§ **Article**:
========================================
The commit e9f2517a3e18 ("smb: client: fix TCP timers deadlock after
rmmod") is not only a bogus fix for LOCKDEP null-ptr-deref but also
introduces a real issue, TCP sockets leak, which will be explained in
detail in the next revert.
Also, CNA assigned CVE-2024-54680 to it but is rejecting it. [0]
Thus, we are reverting the commit and its follow-up commit 4e7f1644f2ac
("smb: client: Fix netns refcount imbalance causing leaks and
use-after-free").
Link: https://lore.kernel.org/all/2025040248-tummy-smilingly-4240@gregkh/ #[0]
Fixes: 4e7f1644f2ac ("smb: client: Fix netns refcount imbalance causing leaks and use-after-free")
Signed-off-by: Kuniyuki Iwashima <kuniyu(a)amazon.com>
Cc: stable(a)vger.kernel.org
---
fs/smb/client/connect.c | 16 ++++++++--------
1 file changed, 8 insertions(+), 8 deletions(-)
========================================
§ **Information shown**:
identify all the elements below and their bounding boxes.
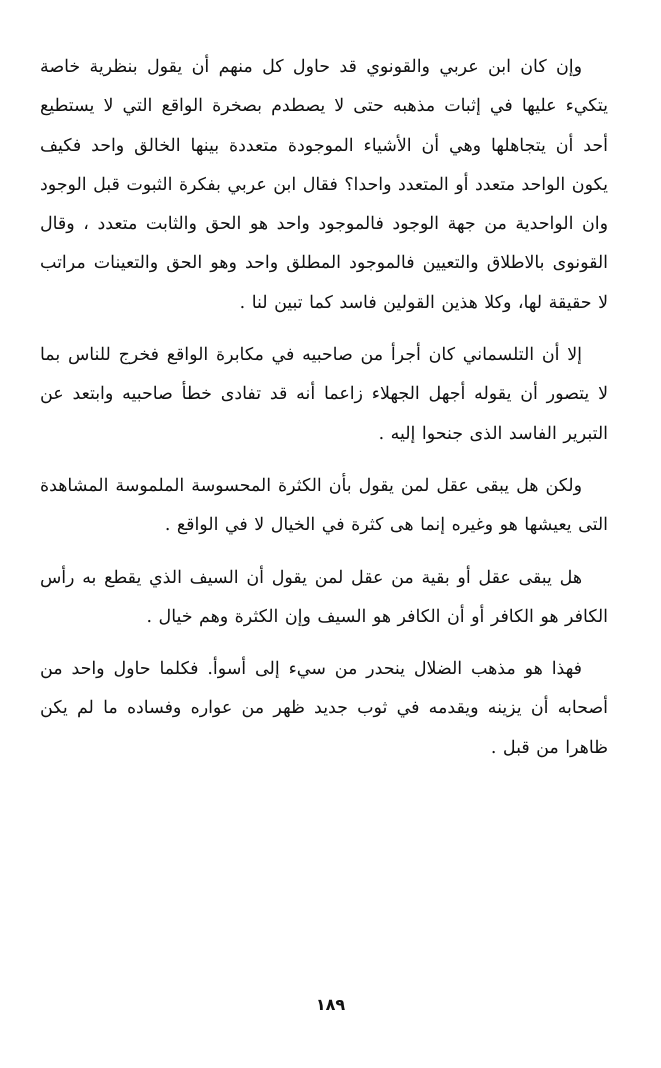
========================================
§ **Goals**:
1. Update the commit message from "Also, CNA assigned" to "insertions(+), 8 deletions(-)", replacing "reverting" with "dropping".
2. In the SMB client revert commit message, list every trailer key (such as "Fixes") that it contains.
3. Pick up the SMB client revert commit message after its final line and continue it.

§ **The replies**:
1.
Also, CNA assigned CVE-2024-54680 to it but is rejecting it. [0]
Thus, we are dropping the commit and its follow-up commit 4e7f1644f2ac
("smb: client: Fix netns refcount imbalance causing leaks and
use-after-free").
Link: https://lore.kernel.org/all/2025040248-tummy-smilingly-4240@gregkh/ #[0]
Fixes: 4e7f1644f2ac ("smb: client: Fix netns refcount imbalance causing leaks and use-after-free")
Signed-off-by: Kuniyuki Iwashima <kuniyu(a)amazon.com>
Cc: stable(a)vger.kernel.org
---
fs/smb/client/connect.c | 16 ++++++++--------
1 file changed, 8 insertions(+), 8 deletions(-)

2. Link, Fixes, Signed-off-by, Cc

3.
diff --git a/fs/smb/client/connect.c b/fs/smb/client/connect.c
index 10a7c28d2d44..137a611c5ab0 100644
--- a/fs/smb/client/connect.c
+++ b/fs/smb/client/connect.c
@@ -300,7 +300,6 @@ cifs_abort_connection(struct TCP_Server_Info *server)
server->ssocket->flags);
sock_release(server->ssocket);
server->ssocket = NULL;
- put_net(cifs_net_ns(server));
}
server->sequence_number = 0;
server->session_estab = false;
@@ -3367,12 +3366,8 @@ generic_ip_connect(struct TCP_Server_Info *server)
/*
* Grab netns reference for the socket.
*
- * This reference will be released in several situations:
- * - In the failure path before the cifsd thread is started.
- * - In the all place where server->socket is released, it is
- * also set to NULL.
- * - Ultimately in clean_demultiplex_info(), during the final
- * teardown.
+ * It'll be released here, on error, or in clean_demultiplex_info() upon server
+ * teardown.
*/
get_net(net);
@@ -3388,8 +3383,10 @@ generic_ip_connect(struct TCP_Server_Info *server)
}
rc = bind_socket(server);
- if (rc < 0)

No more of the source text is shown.